** begin SELECTION **
ACADEMIC RESEARCH IN MODERN SCIENCE
International scientific-online conference
56
CONCEPTUAL PROBLEMS OF THE RIGHT TO BREATHE CLEAN AIr
Ashurova Mohlaroy Biloliddin qizi
TSUL, master.
https://doi.org/10.5281/zenodo.16949671
Abstract
The claim that every person holds a human right to breathe clean air has
moved from moral intuition to emerging legal norm. Yet the concept remains
contested and under-specified. This thesis maps the principal conceptual
problems that impede coherent recognition and enforcement of the right. It
shows, first, that legal sources are fragmented—some systems protect clean air
as an autonomous right, others as a dimension of life, health, or private life, and
many rely on soft-law guidance. Second, the right lacks a stable definition of
“clean,” oscillating between health-based thresholds, technology-feasible
standards, and context-dependent balancing tests. Third, attribution and
causation are unusually complex because air pollution is cumulative,
transboundary, and often generated by myriad private actors. Fourth, the scope
of duties (respect, protect, fulfill) and their immediacy versus progressive
realization are not consistently articulated, especially with respect to indoor air
and corporate conduct. Fifth, justiciability turns on evidence, monitoring
capacity, and access to information—areas characterized by inequality and
uncertainty. The thesis argues for a principled framework that: treats WHO Air
Quality Guidelines as a presumptive minimum core; clarifies duty-bearers and
due-diligence standards across state and corporate actors; adopts precaution
and non-regression as default interpretive canons; and guarantees participation
and remedies consistent with access-rights treaties. This framework would
convert an inspiring aspiration into an enforceable, context-sensitive right.
** end SELECTION **
## TASK INSTRUCTIONS
Proceed with the paper on the right to breathe clean air, picking up right after the last sentence of its abstract. The listing that comes next has no connection to the text on the right to clean air.
** begin RECORD EXTRACTS **
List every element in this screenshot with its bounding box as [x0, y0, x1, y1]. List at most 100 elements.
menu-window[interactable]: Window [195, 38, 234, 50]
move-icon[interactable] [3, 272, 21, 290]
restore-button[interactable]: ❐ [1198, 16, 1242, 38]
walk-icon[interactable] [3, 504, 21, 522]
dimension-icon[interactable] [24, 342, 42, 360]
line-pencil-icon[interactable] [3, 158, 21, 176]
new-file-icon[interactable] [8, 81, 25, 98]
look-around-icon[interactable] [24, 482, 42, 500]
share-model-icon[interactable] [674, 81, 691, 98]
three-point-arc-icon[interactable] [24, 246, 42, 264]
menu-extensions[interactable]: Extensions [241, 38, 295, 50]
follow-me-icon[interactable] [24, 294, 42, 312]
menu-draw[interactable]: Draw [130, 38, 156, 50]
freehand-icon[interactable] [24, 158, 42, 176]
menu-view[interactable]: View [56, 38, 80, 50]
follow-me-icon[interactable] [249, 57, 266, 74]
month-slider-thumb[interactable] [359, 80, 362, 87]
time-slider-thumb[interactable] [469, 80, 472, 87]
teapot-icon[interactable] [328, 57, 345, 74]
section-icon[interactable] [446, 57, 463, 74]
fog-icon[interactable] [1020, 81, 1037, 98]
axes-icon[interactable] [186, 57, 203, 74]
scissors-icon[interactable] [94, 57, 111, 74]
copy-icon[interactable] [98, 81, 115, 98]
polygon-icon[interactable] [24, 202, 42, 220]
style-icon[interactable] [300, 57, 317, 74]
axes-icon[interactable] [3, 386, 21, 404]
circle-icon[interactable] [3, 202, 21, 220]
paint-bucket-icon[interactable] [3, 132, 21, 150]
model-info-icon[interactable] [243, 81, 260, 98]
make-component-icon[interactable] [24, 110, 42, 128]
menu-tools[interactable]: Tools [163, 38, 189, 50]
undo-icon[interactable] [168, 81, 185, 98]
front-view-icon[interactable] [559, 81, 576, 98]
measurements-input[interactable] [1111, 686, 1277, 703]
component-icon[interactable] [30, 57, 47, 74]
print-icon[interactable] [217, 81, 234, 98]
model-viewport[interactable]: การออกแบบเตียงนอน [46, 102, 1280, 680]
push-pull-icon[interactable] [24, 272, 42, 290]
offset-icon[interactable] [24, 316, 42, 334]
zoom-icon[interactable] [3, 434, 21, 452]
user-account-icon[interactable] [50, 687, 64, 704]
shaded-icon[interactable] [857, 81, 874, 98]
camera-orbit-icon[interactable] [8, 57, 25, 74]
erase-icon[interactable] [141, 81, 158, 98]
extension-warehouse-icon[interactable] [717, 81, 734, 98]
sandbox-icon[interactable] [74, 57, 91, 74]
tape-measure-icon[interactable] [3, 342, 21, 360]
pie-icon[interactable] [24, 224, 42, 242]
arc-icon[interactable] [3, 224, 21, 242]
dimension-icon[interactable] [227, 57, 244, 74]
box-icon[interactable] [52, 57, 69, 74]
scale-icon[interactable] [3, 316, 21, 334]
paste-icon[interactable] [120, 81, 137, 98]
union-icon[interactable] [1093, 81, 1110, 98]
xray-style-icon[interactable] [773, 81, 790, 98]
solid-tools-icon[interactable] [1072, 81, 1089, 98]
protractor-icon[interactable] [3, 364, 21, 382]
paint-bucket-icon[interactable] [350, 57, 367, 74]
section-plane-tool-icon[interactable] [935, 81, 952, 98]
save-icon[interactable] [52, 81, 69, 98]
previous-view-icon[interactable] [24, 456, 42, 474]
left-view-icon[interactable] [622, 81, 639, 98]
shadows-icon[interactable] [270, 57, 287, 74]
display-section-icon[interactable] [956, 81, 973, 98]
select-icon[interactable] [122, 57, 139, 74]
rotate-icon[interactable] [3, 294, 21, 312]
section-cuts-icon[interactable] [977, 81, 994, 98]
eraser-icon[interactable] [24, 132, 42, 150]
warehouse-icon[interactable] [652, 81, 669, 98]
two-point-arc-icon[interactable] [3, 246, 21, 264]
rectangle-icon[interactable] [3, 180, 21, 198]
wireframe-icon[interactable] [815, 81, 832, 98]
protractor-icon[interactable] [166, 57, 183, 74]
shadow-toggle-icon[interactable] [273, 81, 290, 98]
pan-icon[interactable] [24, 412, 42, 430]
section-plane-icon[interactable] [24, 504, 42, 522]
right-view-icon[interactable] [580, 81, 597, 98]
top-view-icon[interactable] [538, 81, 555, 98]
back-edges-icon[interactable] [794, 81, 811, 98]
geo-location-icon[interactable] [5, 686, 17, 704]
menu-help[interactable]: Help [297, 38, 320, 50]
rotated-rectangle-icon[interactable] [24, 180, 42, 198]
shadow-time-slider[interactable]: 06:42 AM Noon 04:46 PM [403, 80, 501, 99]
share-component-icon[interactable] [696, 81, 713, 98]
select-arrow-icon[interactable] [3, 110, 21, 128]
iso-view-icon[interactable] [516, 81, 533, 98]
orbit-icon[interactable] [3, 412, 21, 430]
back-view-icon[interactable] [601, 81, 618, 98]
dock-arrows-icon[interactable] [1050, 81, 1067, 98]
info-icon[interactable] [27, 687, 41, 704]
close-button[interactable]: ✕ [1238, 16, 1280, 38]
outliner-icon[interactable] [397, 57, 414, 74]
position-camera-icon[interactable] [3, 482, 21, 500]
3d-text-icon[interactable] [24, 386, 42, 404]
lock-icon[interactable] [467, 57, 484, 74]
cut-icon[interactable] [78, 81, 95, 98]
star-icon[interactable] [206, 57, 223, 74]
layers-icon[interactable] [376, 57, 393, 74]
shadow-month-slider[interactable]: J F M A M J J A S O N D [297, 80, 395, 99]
** end RECORD EXTRACTS **
## REPLY
Key words:
air quality, monitoring capacity, transboundary, cumulative
harm, environmental degradation, sustainable environment.
Introduction
Few propositions feel as self-evident as the claim that people should be able
to breathe air that does not harm them. Epidemiology ties ambient and
household air pollution to millions of premature deaths annually, with
disproportionate impacts on children, the elderly, and low-income communities.
Normatively, the right to clean air sits at the intersection of the rights to life,
health, private and family life, and an adequate standard of living. Legally,
however, the path from aspiration to obligation is uneven. Recent resolutions of
the UN Human Rights Council (HRC 48/13, 2021) and the UN General Assembly
(UNGA 76/300, 2022) recognize the human right to a clean, healthy, and
sustainable environment, within which clean air is a core component. Regional
jurisprudence—from the European Court of Human Rights (ECHR) to the Inter-
American human rights system and the African Commission—supplies doctrinal
footholds. National constitutions and statutes in many states expressly protect
environmental rights.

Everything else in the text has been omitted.